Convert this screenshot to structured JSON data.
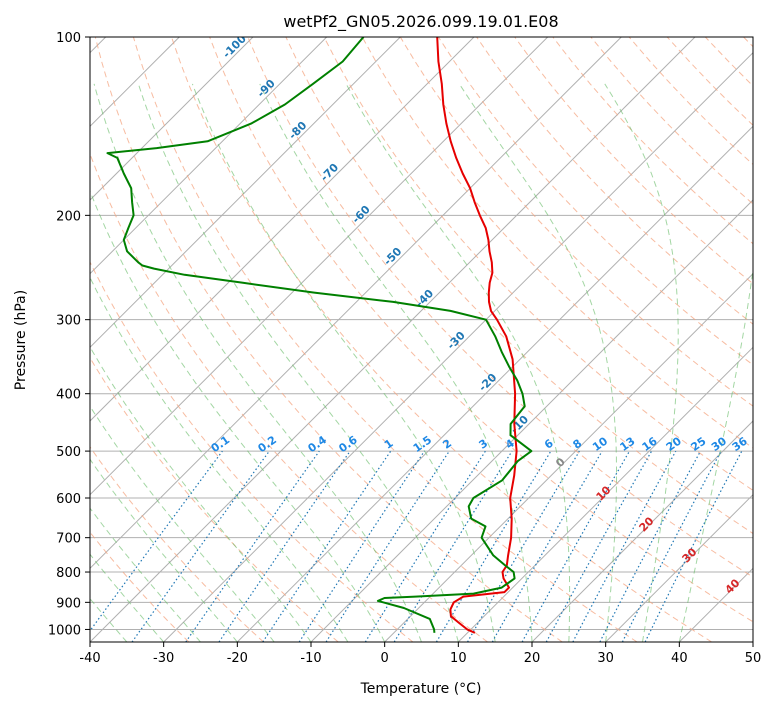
{
  "chart_data": {
    "type": "line",
    "title": "wetPf2_GN05.2026.099.19.01.E08",
    "xlabel": "Temperature (°C)",
    "ylabel": "Pressure (hPa)",
    "xlim": [
      -40,
      50
    ],
    "ylim": [
      1050,
      100
    ],
    "y_scale": "log",
    "skew": 1.0,
    "grid": true,
    "x_ticks": [
      -40,
      -30,
      -20,
      -10,
      0,
      10,
      20,
      30,
      40,
      50
    ],
    "y_ticks": [
      100,
      200,
      300,
      400,
      500,
      600,
      700,
      800,
      900,
      1000
    ],
    "colors": {
      "temperature": "#e60000",
      "dewpoint": "#008000",
      "dry_adiabats": "#f4a582",
      "moist_adiabats": "#66bb66",
      "mixing_ratio": "#1f77b4",
      "isotherm_labels_warm": "#d62728",
      "isotherm_labels_cold": "#1f77b4",
      "mixing_labels": "#1e88e5",
      "grid": "#b0b0b0"
    },
    "series": [
      {
        "key": "temperature",
        "p": [
          1013,
          1000,
          975,
          950,
          925,
          900,
          880,
          865,
          850,
          820,
          800,
          780,
          750,
          700,
          650,
          600,
          550,
          500,
          450,
          400,
          350,
          320,
          300,
          290,
          280,
          270,
          260,
          250,
          240,
          230,
          220,
          210,
          200,
          190,
          180,
          170,
          160,
          150,
          140,
          130,
          120,
          110,
          100
        ],
        "t": [
          11.0,
          9.5,
          7.5,
          5.5,
          4.5,
          4.0,
          4.5,
          9.5,
          9.5,
          7.5,
          6.5,
          6.2,
          5.0,
          3.0,
          0.5,
          -2.5,
          -5.0,
          -8.0,
          -12.0,
          -16.0,
          -21.0,
          -25.0,
          -28.5,
          -30.5,
          -32.0,
          -33.3,
          -34.5,
          -35.5,
          -37.0,
          -38.8,
          -40.5,
          -42.5,
          -45.0,
          -47.5,
          -50.0,
          -53.0,
          -56.0,
          -59.0,
          -62.0,
          -65.0,
          -68.0,
          -71.5,
          -75.0
        ]
      },
      {
        "key": "dewpoint",
        "p": [
          1013,
          1000,
          960,
          920,
          895,
          885,
          880,
          870,
          850,
          820,
          800,
          780,
          750,
          700,
          670,
          650,
          620,
          600,
          560,
          520,
          500,
          470,
          450,
          420,
          400,
          380,
          360,
          340,
          320,
          300,
          290,
          280,
          270,
          260,
          252,
          246,
          243,
          240,
          230,
          220,
          210,
          200,
          190,
          180,
          170,
          160,
          157,
          154,
          150,
          140,
          130,
          120,
          110,
          100
        ],
        "t": [
          5.5,
          5.0,
          3.0,
          -2.0,
          -6.5,
          -6.0,
          -2.0,
          5.5,
          8.5,
          9.0,
          8.0,
          6.0,
          3.0,
          -1.0,
          -2.0,
          -5.0,
          -7.0,
          -7.5,
          -6.0,
          -6.5,
          -6.0,
          -11.0,
          -12.5,
          -13.0,
          -15.0,
          -17.5,
          -20.5,
          -23.5,
          -26.5,
          -30.0,
          -36.0,
          -45.0,
          -57.0,
          -68.0,
          -77.0,
          -82.0,
          -84.0,
          -85.0,
          -88.0,
          -90.0,
          -91.0,
          -92.0,
          -94.0,
          -96.0,
          -99.0,
          -102.0,
          -104.0,
          -98.0,
          -92.0,
          -88.5,
          -86.5,
          -85.5,
          -84.5,
          -85.0
        ]
      }
    ],
    "isotherm_labels": {
      "warm": [
        0,
        10,
        20,
        30,
        40
      ],
      "cold": [
        -10,
        -20,
        -30,
        -40,
        -50,
        -60,
        -70,
        -80,
        -90,
        -100
      ]
    },
    "mixing_ratio_labels": [
      "0.1",
      "0.2",
      "0.4",
      "0.6",
      "1",
      "1.5",
      "2",
      "3",
      "4",
      "6",
      "8",
      "10",
      "13",
      "16",
      "20",
      "25",
      "30",
      "36"
    ],
    "mixing_ratio_values": [
      0.1,
      0.2,
      0.4,
      0.6,
      1,
      1.5,
      2,
      3,
      4,
      6,
      8,
      10,
      13,
      16,
      20,
      25,
      30,
      36
    ]
  }
}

Stated exercise:
Write every entry out again exactly, dropping the pictures.

Reply to the exercise:
Convert this screenshot to structured JSON data.
{
  "chart_data": {
    "type": "line",
    "title": "wetPf2_GN05.2026.099.19.01.E08",
    "xlabel": "Temperature (°C)",
    "ylabel": "Pressure (hPa)",
    "xlim": [
      -40,
      50
    ],
    "ylim": [
      1050,
      100
    ],
    "y_scale": "log",
    "skew": 1.0,
    "grid": true,
    "x_ticks": [
      -40,
      -30,
      -20,
      -10,
      0,
      10,
      20,
      30,
      40,
      50
    ],
    "y_ticks": [
      100,
      200,
      300,
      400,
      500,
      600,
      700,
      800,
      900,
      1000
    ],
    "colors": {
      "temperature": "#e60000",
      "dewpoint": "#008000",
      "dry_adiabats": "#f4a582",
      "moist_adiabats": "#66bb66",
      "mixing_ratio": "#1f77b4",
      "isotherm_labels_warm": "#d62728",
      "isotherm_labels_cold": "#1f77b4",
      "mixing_labels": "#1e88e5",
      "grid": "#b0b0b0"
    },
    "series": [
      {
        "key": "temperature",
        "p": [
          1013,
          1000,
          975,
          950,
          925,
          900,
          880,
          865,
          850,
          820,
          800,
          780,
          750,
          700,
          650,
          600,
          550,
          500,
          450,
          400,
          350,
          320,
          300,
          290,
          280,
          270,
          260,
          250,
          240,
          230,
          220,
          210,
          200,
          190,
          180,
          170,
          160,
          150,
          140,
          130,
          120,
          110,
          100
        ],
        "t": [
          11.0,
          9.5,
          7.5,
          5.5,
          4.5,
          4.0,
          4.5,
          9.5,
          9.5,
          7.5,
          6.5,
          6.2,
          5.0,
          3.0,
          0.5,
          -2.5,
          -5.0,
          -8.0,
          -12.0,
          -16.0,
          -21.0,
          -25.0,
          -28.5,
          -30.5,
          -32.0,
          -33.3,
          -34.5,
          -35.5,
          -37.0,
          -38.8,
          -40.5,
          -42.5,
          -45.0,
          -47.5,
          -50.0,
          -53.0,
          -56.0,
          -59.0,
          -62.0,
          -65.0,
          -68.0,
          -71.5,
          -75.0
        ]
      },
      {
        "key": "dewpoint",
        "p": [
          1013,
          1000,
          960,
          920,
          895,
          885,
          880,
          870,
          850,
          820,
          800,
          780,
          750,
          700,
          670,
          650,
          620,
          600,
          560,
          520,
          500,
          470,
          450,
          420,
          400,
          380,
          360,
          340,
          320,
          300,
          290,
          280,
          270,
          260,
          252,
          246,
          243,
          240,
          230,
          220,
          210,
          200,
          190,
          180,
          170,
          160,
          157,
          154,
          150,
          140,
          130,
          120,
          110,
          100
        ],
        "t": [
          5.5,
          5.0,
          3.0,
          -2.0,
          -6.5,
          -6.0,
          -2.0,
          5.5,
          8.5,
          9.0,
          8.0,
          6.0,
          3.0,
          -1.0,
          -2.0,
          -5.0,
          -7.0,
          -7.5,
          -6.0,
          -6.5,
          -6.0,
          -11.0,
          -12.5,
          -13.0,
          -15.0,
          -17.5,
          -20.5,
          -23.5,
          -26.5,
          -30.0,
          -36.0,
          -45.0,
          -57.0,
          -68.0,
          -77.0,
          -82.0,
          -84.0,
          -85.0,
          -88.0,
          -90.0,
          -91.0,
          -92.0,
          -94.0,
          -96.0,
          -99.0,
          -102.0,
          -104.0,
          -98.0,
          -92.0,
          -88.5,
          -86.5,
          -85.5,
          -84.5,
          -85.0
        ]
      }
    ],
    "isotherm_labels": {
      "warm": [
        0,
        10,
        20,
        30,
        40
      ],
      "cold": [
        -10,
        -20,
        -30,
        -40,
        -50,
        -60,
        -70,
        -80,
        -90,
        -100
      ]
    },
    "mixing_ratio_labels": [
      "0.1",
      "0.2",
      "0.4",
      "0.6",
      "1",
      "1.5",
      "2",
      "3",
      "4",
      "6",
      "8",
      "10",
      "13",
      "16",
      "20",
      "25",
      "30",
      "36"
    ],
    "mixing_ratio_values": [
      0.1,
      0.2,
      0.4,
      0.6,
      1,
      1.5,
      2,
      3,
      4,
      6,
      8,
      10,
      13,
      16,
      20,
      25,
      30,
      36
    ]
  }
}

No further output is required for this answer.